### Given task
Copy out every line that contains the word "Feinheitsgrade".

### Information supplied
---*---
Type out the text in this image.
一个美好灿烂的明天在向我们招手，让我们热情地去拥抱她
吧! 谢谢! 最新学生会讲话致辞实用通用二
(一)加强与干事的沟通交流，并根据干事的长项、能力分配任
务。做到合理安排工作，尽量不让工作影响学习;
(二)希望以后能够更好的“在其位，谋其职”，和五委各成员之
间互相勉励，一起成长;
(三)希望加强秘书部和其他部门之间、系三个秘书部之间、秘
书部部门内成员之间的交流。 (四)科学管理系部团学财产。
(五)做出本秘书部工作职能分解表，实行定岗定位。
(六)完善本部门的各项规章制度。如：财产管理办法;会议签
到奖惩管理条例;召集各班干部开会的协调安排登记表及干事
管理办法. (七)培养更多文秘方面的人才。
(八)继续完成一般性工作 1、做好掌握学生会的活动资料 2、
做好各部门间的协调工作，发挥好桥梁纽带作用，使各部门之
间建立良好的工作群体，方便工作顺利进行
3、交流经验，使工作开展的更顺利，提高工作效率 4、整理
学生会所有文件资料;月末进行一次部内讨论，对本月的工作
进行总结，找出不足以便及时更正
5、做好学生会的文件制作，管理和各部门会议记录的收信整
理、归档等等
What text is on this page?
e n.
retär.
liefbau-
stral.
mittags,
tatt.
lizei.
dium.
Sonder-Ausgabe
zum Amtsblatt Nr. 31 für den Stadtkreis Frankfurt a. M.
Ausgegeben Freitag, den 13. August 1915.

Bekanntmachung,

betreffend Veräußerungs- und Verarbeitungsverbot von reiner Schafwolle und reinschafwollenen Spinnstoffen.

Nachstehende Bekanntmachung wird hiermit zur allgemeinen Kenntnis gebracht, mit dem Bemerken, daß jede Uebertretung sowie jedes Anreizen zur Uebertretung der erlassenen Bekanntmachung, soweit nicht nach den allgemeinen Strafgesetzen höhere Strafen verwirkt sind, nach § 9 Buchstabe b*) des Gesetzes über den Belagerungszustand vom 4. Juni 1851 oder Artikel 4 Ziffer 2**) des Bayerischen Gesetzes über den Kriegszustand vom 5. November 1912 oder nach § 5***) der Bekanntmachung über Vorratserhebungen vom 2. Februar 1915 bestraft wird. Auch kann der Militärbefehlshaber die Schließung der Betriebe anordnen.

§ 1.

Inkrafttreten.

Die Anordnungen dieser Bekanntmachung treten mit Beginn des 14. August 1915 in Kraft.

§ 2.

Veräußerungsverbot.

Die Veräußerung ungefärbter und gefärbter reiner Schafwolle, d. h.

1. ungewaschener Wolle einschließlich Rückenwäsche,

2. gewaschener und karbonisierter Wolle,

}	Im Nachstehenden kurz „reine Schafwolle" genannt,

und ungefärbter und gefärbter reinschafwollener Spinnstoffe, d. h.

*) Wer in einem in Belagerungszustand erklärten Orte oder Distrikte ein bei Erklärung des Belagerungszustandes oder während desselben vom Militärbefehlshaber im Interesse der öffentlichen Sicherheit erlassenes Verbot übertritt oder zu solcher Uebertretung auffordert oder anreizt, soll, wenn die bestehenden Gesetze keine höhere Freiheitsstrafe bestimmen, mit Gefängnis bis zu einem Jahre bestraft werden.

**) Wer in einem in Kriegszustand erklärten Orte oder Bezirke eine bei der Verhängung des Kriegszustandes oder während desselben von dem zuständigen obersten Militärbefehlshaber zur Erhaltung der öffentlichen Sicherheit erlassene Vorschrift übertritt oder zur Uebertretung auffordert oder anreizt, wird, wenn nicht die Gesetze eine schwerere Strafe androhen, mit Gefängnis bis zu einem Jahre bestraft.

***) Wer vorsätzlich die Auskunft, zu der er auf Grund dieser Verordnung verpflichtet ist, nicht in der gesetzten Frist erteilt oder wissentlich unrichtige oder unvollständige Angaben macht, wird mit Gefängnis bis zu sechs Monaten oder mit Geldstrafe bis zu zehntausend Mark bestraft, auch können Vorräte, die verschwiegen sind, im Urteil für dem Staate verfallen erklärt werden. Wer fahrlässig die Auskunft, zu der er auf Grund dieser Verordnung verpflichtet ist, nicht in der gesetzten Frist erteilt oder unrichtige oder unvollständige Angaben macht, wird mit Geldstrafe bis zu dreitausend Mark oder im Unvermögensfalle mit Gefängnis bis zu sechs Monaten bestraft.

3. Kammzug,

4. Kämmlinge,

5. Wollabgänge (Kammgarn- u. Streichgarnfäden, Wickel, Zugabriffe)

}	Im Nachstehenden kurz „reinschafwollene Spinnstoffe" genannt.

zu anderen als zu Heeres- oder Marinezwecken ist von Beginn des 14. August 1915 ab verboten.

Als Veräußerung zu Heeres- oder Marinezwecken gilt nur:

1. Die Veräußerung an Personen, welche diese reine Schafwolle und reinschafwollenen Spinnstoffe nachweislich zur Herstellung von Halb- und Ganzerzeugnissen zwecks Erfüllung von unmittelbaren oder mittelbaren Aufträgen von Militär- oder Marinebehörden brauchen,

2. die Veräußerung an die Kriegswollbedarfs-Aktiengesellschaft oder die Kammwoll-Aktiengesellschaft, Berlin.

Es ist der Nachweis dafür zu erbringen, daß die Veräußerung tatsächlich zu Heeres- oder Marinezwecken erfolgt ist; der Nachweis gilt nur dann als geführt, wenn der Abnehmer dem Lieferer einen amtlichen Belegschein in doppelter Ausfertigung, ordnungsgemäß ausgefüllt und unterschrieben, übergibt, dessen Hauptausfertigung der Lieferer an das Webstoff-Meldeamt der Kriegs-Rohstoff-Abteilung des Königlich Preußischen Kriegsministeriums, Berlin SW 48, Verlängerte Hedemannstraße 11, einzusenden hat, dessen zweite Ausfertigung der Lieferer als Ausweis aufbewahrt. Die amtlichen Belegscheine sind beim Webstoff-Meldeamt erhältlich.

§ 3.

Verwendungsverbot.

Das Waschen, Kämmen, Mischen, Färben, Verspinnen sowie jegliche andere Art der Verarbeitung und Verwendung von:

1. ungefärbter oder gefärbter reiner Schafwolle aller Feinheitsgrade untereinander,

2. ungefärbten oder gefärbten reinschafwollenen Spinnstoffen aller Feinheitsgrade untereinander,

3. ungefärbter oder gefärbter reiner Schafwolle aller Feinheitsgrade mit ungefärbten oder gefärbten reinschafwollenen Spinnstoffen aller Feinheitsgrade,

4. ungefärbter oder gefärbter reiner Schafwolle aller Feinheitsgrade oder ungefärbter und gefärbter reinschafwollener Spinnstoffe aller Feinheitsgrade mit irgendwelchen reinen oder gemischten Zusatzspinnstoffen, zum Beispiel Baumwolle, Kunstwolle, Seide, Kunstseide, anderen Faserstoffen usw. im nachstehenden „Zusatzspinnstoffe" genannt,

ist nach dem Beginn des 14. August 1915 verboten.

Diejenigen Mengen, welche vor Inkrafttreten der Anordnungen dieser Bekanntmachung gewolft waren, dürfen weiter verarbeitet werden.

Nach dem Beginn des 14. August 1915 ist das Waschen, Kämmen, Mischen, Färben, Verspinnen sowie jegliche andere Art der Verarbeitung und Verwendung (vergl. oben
---*---
### Expected answer
1. ungefärbter oder gefärbter reiner Schafwolle aller Feinheitsgrade untereinander,
2. ungefärbten oder gefärbten reinschafwollenen Spinnstoffen aller Feinheitsgrade untereinander,
3. ungefärbter oder gefärbter reiner Schafwolle aller Feinheitsgrade mit ungefärbten oder gefärbten reinschafwollenen Spinnstoffen aller Feinheitsgrade,
4. ungefärbter oder gefärbter reiner Schafwolle aller Feinheitsgrade oder ungefärbter und gefärbter reinschafwollener Spinnstoffe aller Feinheitsgrade mit irgendwelchen reinen oder gemischten Zusatzspinnstoffen, zum Beispiel Baumwolle, Kunstwolle, Seide, Kunstseide, anderen Faserstoffen usw. im nachstehenden „Zusatzspinnstoffe" genannt,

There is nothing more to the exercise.